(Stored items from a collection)
Start of Block
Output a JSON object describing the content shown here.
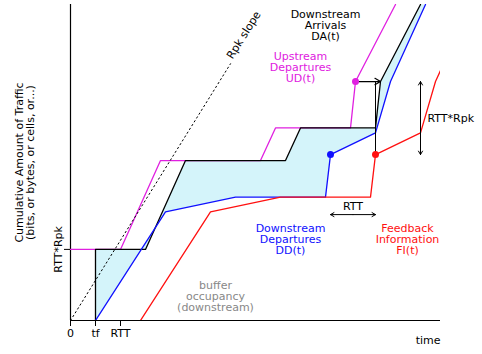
{
  "chart_data": {
    "type": "line",
    "x_label": "time",
    "y_label": [
      "Cumulative Amount of Traffic",
      "(bits, or bytes, or cells, or...)"
    ],
    "xlim": [
      0,
      370
    ],
    "ylim": [
      0,
      320
    ],
    "xticks": [
      {
        "value": 0,
        "label": "0"
      },
      {
        "value": 25,
        "label": "tf"
      },
      {
        "value": 50,
        "label": "RTT"
      }
    ],
    "yticks": [
      {
        "value": 72,
        "label": "RTT*Rpk"
      }
    ],
    "grid": false,
    "series": [
      {
        "name": "Upstream Departures UD(t)",
        "color": "#e020e0",
        "marker": "dot",
        "x": [
          0,
          50,
          90,
          190,
          205,
          280,
          285,
          325
        ],
        "values": [
          72,
          72,
          162,
          162,
          195,
          195,
          242,
          320
        ],
        "marked_point": {
          "x": 285,
          "y": 242
        }
      },
      {
        "name": "Downstream Arrivals DA(t)",
        "color": "#000000",
        "x": [
          25,
          25,
          75,
          115,
          215,
          230,
          305,
          310,
          350
        ],
        "values": [
          0,
          72,
          72,
          162,
          162,
          195,
          195,
          242,
          320
        ],
        "marked_point": {
          "x": 310,
          "y": 242
        },
        "arrow_from": "Upstream Departures UD(t)"
      },
      {
        "name": "Downstream Departures DD(t)",
        "color": "#1010ff",
        "marker": "dot",
        "x": [
          25,
          95,
          165,
          255,
          260,
          305,
          320,
          355
        ],
        "values": [
          0,
          110,
          125,
          125,
          168,
          190,
          242,
          320
        ],
        "marked_point": {
          "x": 260,
          "y": 168
        }
      },
      {
        "name": "Feedback Information FI(t)",
        "color": "#ff1010",
        "marker": "dot",
        "x": [
          70,
          140,
          210,
          300,
          305,
          350,
          365,
          400
        ],
        "values": [
          0,
          110,
          125,
          125,
          168,
          190,
          242,
          320
        ],
        "marked_point": {
          "x": 305,
          "y": 168
        }
      },
      {
        "name": "Rpk slope",
        "color": "#000000",
        "line_style": "dotted",
        "x": [
          0,
          160
        ],
        "values": [
          0,
          260
        ]
      }
    ],
    "buffer": {
      "name": "buffer occupancy (downstream)",
      "color": "#d4f4fa",
      "upper": "Downstream Arrivals DA(t)",
      "lower": "Downstream Departures DD(t)"
    },
    "annotations": [
      {
        "text": "RTT",
        "from": "Downstream Departures DD(t)",
        "to": "Feedback Information FI(t)"
      },
      {
        "text": "RTT*Rpk",
        "from": "Feedback Information FI(t)",
        "to": "Upstream Departures UD(t)"
      }
    ]
  }
}
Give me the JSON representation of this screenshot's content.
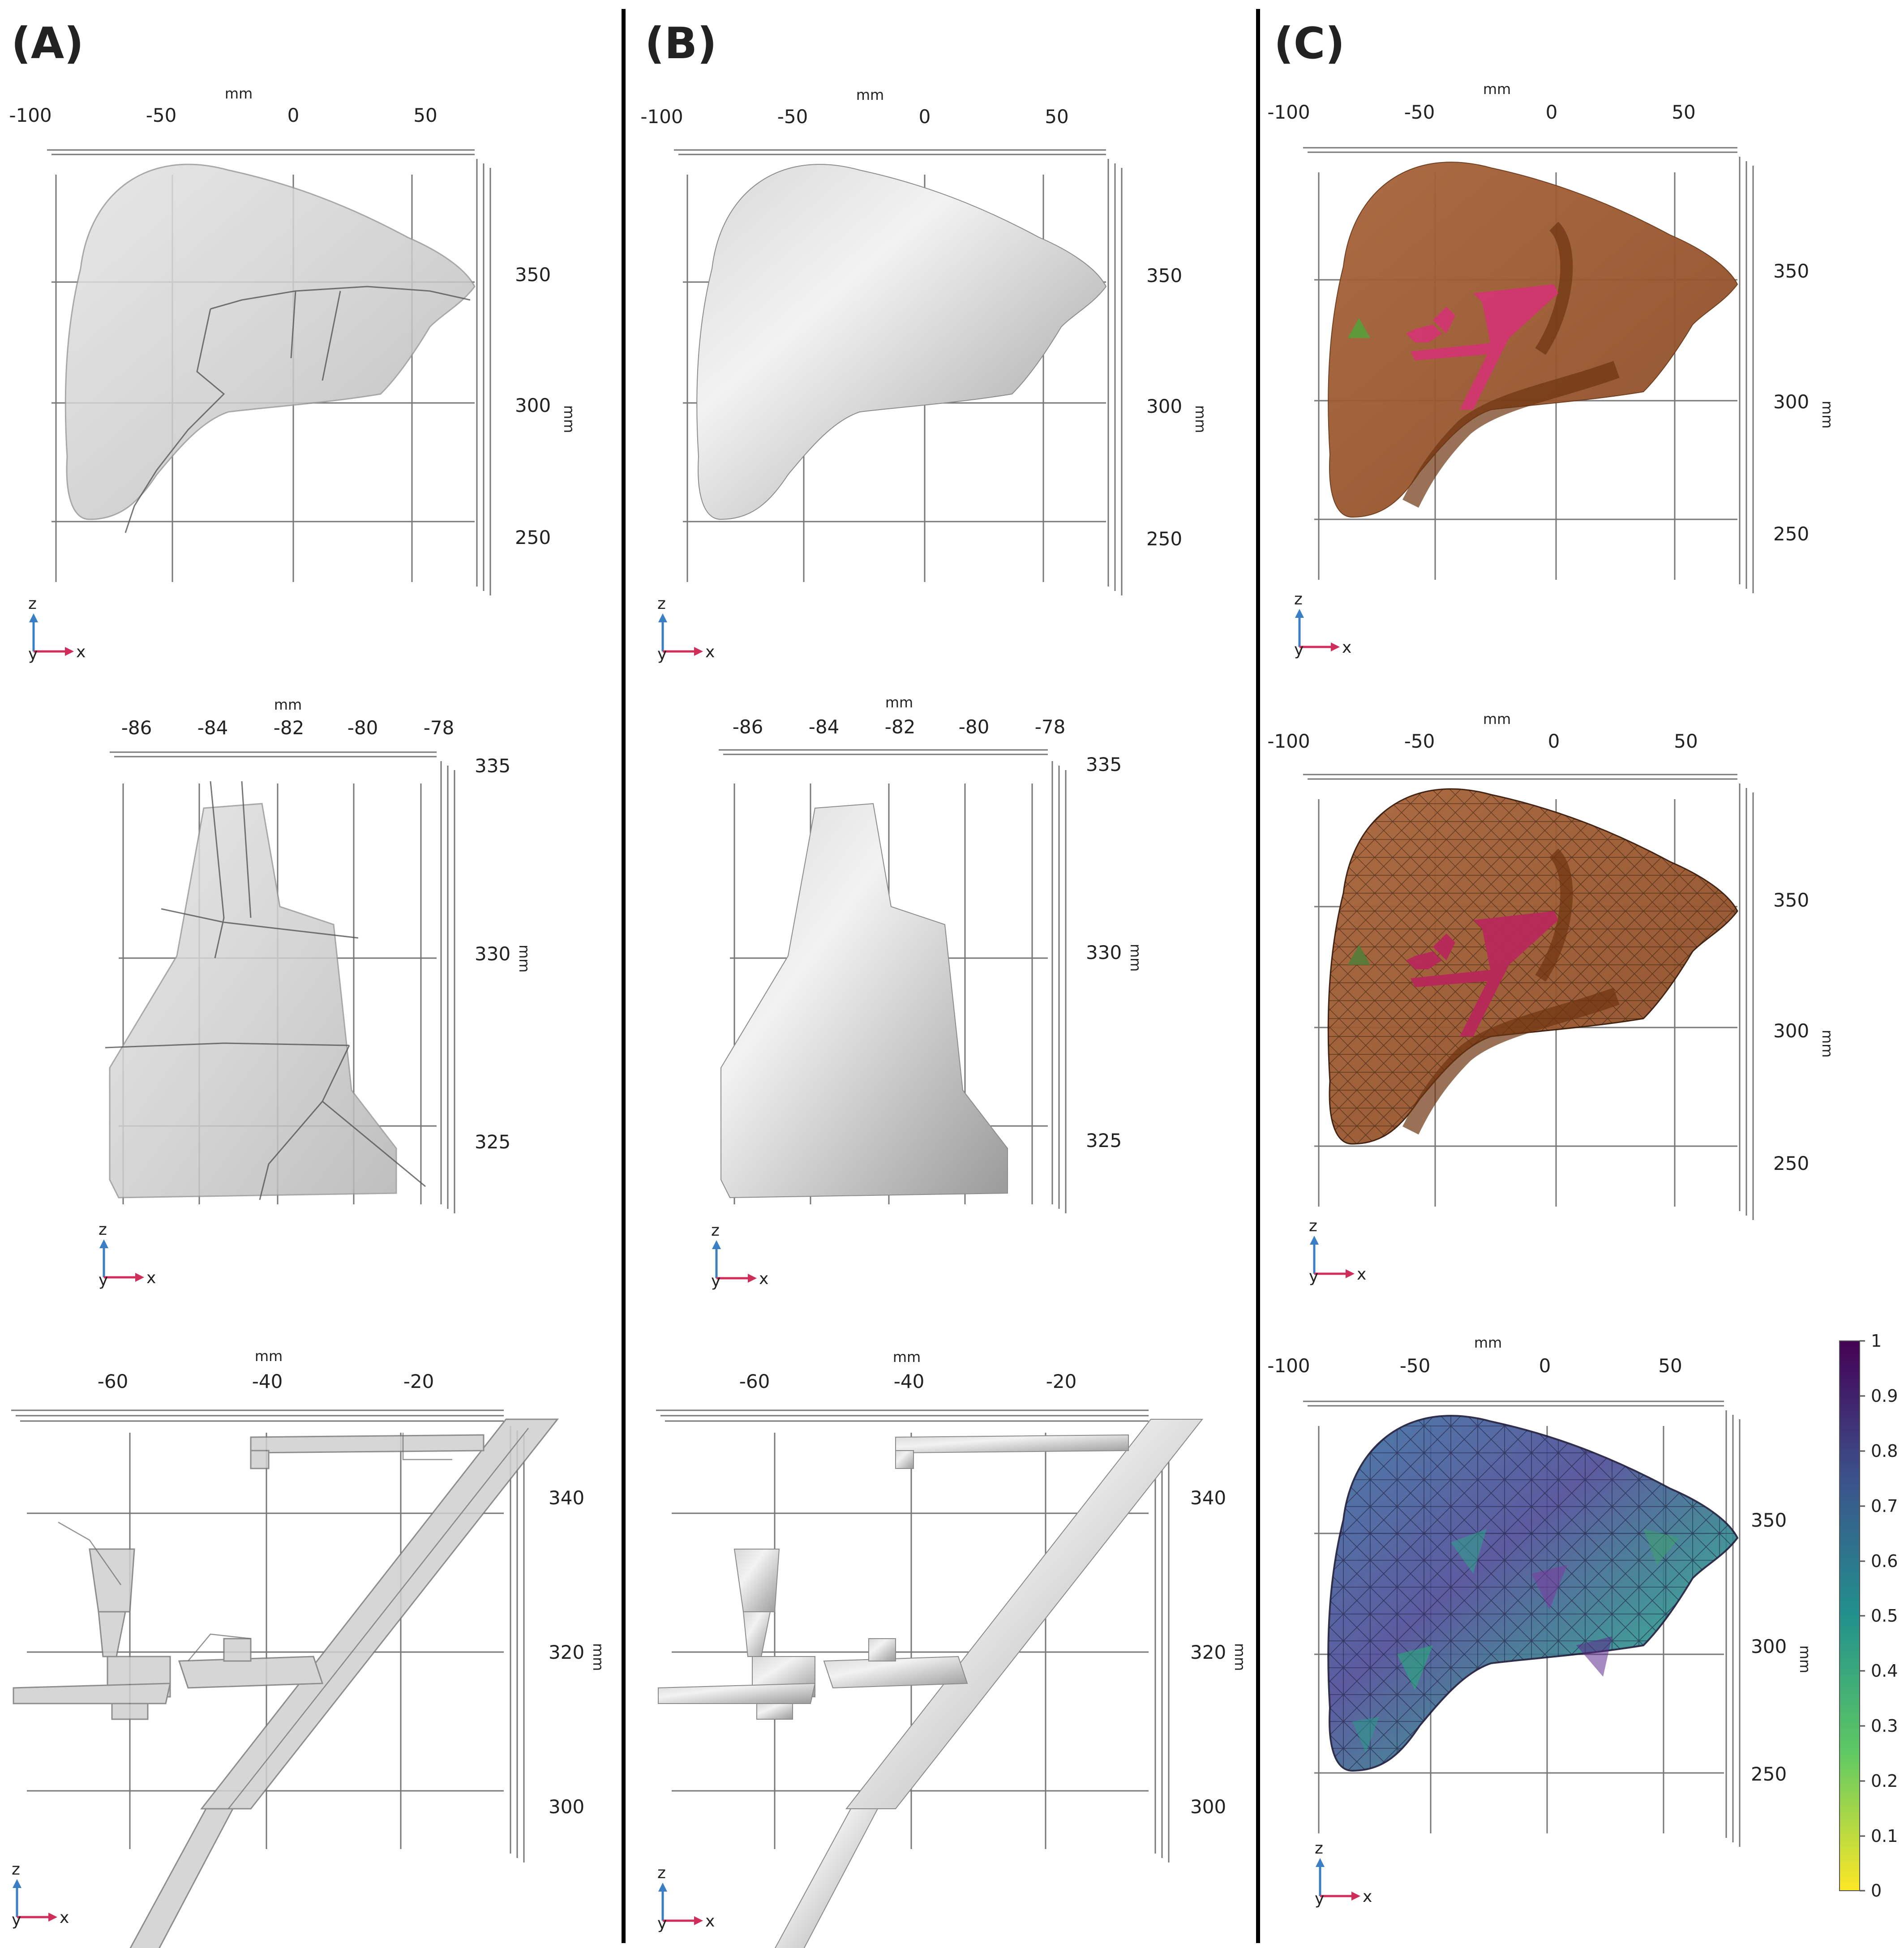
{
  "panels": [
    {
      "label": "(A)"
    },
    {
      "label": "(B)"
    },
    {
      "label": "(C)"
    }
  ],
  "unit": "mm",
  "axes": {
    "z": "z",
    "y": "y",
    "x": "x"
  },
  "liver_ticks": {
    "x": [
      "-100",
      "-50",
      "0",
      "50"
    ],
    "z": [
      "350",
      "300",
      "250"
    ]
  },
  "detail_ticks": {
    "x": [
      "-86",
      "-84",
      "-82",
      "-80",
      "-78"
    ],
    "z": [
      "335",
      "330",
      "325"
    ]
  },
  "vessel_ticks": {
    "x": [
      "-60",
      "-40",
      "-20"
    ],
    "z": [
      "340",
      "320",
      "300"
    ]
  },
  "colorbar": {
    "ticks": [
      "1",
      "0.9",
      "0.8",
      "0.7",
      "0.6",
      "0.5",
      "0.4",
      "0.3",
      "0.2",
      "0.1",
      "0"
    ]
  },
  "colors": {
    "liver_gray": "#c9c9c9",
    "liver_orange": "#a05a2c",
    "vessel_magenta": "#d4306e",
    "tumor_green": "#5f9a3a",
    "divider": "#000000"
  }
}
End of Block
[YOUR TASK]
Within the data above, determine the number of lines that contain the word "JSON"; write only that number.

[EXERCISE SOLUTION]
2